# Work to complete
Gather all lines in the records below that include the word "values".

Collection entries

———

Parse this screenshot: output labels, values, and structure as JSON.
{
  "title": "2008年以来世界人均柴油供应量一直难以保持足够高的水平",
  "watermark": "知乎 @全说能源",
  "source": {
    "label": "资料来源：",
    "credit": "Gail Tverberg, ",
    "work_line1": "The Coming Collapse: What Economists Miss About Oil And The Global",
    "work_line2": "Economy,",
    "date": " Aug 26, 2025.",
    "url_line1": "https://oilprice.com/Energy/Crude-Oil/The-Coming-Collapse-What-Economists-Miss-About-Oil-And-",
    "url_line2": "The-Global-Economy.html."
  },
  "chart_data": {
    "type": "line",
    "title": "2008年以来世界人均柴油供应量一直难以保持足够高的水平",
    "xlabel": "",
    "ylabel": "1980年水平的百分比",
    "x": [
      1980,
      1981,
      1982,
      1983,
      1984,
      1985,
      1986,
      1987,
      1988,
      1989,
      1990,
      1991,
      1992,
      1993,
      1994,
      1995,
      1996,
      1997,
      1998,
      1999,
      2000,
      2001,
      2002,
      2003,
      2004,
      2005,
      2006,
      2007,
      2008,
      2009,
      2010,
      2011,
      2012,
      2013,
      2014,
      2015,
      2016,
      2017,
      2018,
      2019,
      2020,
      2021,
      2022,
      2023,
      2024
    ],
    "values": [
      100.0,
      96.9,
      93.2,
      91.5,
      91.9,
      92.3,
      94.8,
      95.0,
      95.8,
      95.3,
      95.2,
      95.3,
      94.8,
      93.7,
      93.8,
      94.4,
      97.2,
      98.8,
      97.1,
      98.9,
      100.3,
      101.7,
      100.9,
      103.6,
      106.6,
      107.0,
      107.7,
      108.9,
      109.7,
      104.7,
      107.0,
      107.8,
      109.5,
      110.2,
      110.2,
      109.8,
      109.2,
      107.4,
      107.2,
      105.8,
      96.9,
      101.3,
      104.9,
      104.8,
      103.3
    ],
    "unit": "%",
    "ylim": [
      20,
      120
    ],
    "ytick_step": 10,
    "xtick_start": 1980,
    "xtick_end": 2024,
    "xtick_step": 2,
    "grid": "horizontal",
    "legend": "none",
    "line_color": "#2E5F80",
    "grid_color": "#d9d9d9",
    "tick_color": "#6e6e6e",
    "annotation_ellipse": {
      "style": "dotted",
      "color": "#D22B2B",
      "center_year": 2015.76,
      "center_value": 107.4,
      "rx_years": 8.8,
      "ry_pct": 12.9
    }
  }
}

———

# Expected output
Parse this screenshot: output labels, values, and structure as JSON.
    "values": [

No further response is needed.